* _What you are asked to do_
Check every line of the material below for "Name". Give the number of lines that have it, and only that.

* _Saved entries_
──────────────────────────────

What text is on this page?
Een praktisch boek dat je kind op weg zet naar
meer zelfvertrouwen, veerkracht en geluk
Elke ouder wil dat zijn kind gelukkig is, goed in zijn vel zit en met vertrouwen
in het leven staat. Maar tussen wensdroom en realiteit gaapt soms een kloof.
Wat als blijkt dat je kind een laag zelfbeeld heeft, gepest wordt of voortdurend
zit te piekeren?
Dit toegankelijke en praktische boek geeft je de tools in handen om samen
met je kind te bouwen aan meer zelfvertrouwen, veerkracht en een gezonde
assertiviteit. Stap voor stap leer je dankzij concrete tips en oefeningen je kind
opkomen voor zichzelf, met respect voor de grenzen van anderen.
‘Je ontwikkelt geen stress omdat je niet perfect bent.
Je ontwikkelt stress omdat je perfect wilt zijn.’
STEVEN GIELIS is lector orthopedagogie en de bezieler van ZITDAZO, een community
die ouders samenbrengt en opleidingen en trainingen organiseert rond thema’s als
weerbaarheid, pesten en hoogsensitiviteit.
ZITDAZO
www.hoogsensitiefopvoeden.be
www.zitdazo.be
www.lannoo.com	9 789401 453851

──────────────────────────────

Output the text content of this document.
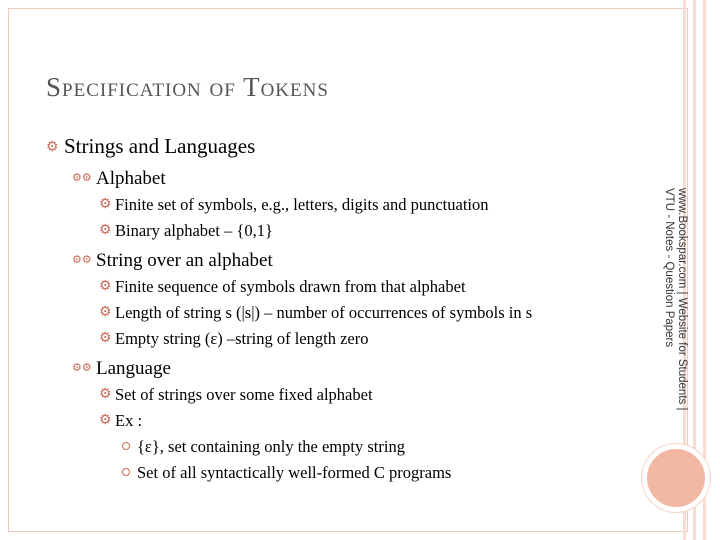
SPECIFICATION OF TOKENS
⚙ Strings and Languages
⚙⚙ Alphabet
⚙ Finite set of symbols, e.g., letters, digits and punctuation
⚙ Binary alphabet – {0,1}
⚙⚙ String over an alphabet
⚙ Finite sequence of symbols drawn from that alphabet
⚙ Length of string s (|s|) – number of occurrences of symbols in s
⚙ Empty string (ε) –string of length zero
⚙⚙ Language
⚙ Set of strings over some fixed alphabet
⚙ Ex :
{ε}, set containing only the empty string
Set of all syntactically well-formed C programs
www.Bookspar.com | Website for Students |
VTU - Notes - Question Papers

──────────────────────────────

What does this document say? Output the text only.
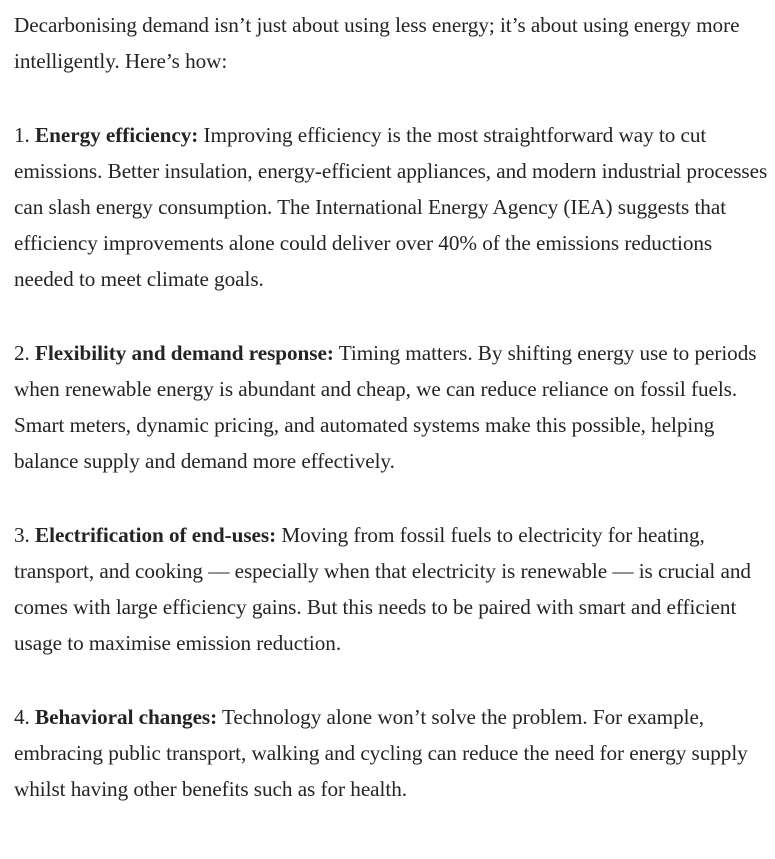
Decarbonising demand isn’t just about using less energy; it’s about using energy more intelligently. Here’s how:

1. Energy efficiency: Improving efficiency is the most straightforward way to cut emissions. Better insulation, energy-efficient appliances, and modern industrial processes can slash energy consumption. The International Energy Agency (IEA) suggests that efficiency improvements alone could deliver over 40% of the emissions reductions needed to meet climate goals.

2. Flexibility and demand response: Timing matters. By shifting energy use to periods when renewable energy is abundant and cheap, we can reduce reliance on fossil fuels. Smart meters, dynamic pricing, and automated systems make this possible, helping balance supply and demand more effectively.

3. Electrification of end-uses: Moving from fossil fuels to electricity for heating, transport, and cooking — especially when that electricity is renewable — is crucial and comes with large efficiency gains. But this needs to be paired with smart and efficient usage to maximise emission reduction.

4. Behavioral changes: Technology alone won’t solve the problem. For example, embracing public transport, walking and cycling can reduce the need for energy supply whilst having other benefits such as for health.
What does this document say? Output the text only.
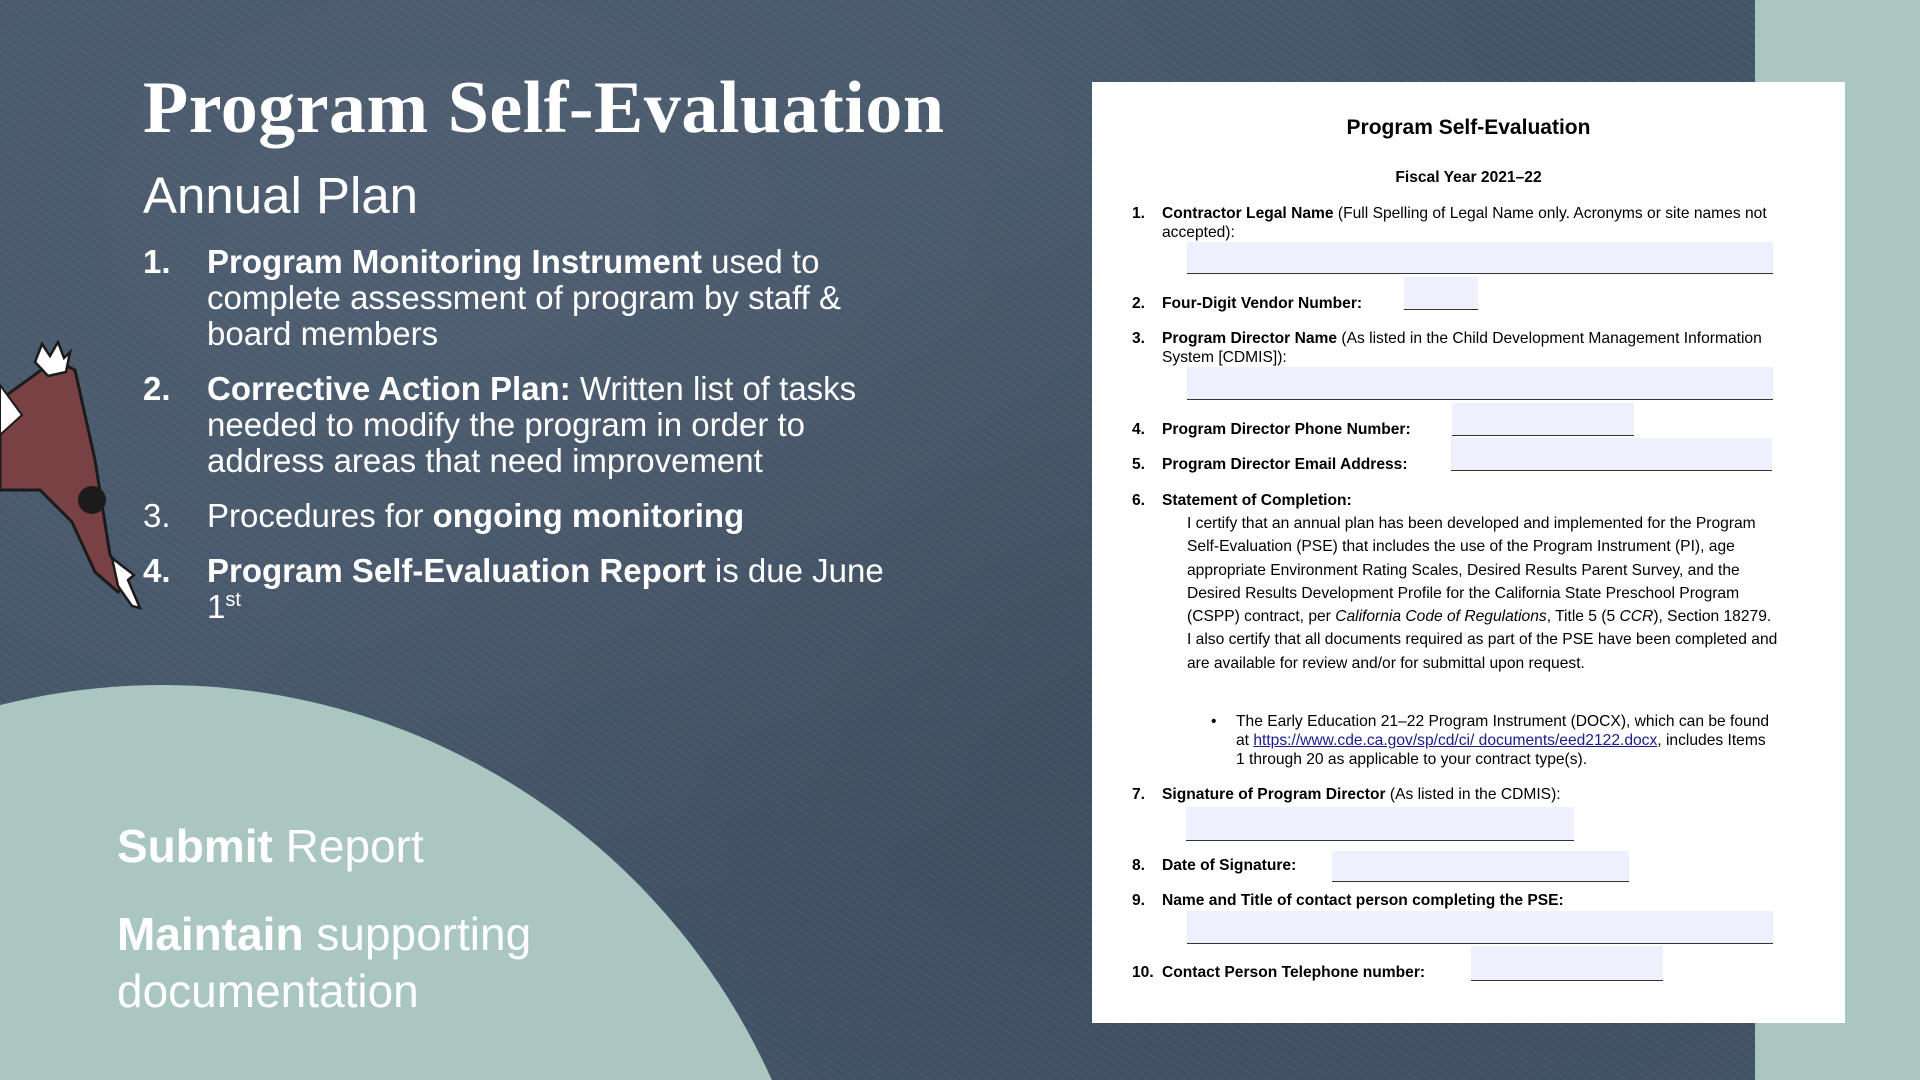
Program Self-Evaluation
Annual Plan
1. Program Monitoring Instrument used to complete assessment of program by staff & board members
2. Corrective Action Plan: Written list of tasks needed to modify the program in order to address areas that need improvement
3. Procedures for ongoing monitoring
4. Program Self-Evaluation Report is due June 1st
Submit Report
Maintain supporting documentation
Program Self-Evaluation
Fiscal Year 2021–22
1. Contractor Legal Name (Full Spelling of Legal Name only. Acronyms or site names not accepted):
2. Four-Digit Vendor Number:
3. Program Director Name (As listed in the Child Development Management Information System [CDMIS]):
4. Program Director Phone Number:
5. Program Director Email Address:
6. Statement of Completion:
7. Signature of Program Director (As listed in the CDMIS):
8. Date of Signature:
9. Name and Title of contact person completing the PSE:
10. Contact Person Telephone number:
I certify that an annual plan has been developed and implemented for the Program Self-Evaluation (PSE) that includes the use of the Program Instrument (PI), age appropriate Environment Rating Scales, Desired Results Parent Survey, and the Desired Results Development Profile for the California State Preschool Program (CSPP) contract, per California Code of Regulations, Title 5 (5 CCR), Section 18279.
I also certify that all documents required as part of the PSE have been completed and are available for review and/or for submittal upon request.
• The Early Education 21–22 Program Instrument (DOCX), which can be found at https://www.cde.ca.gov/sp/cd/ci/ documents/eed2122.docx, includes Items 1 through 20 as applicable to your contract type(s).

──────────────────────────────

* _Task output_
3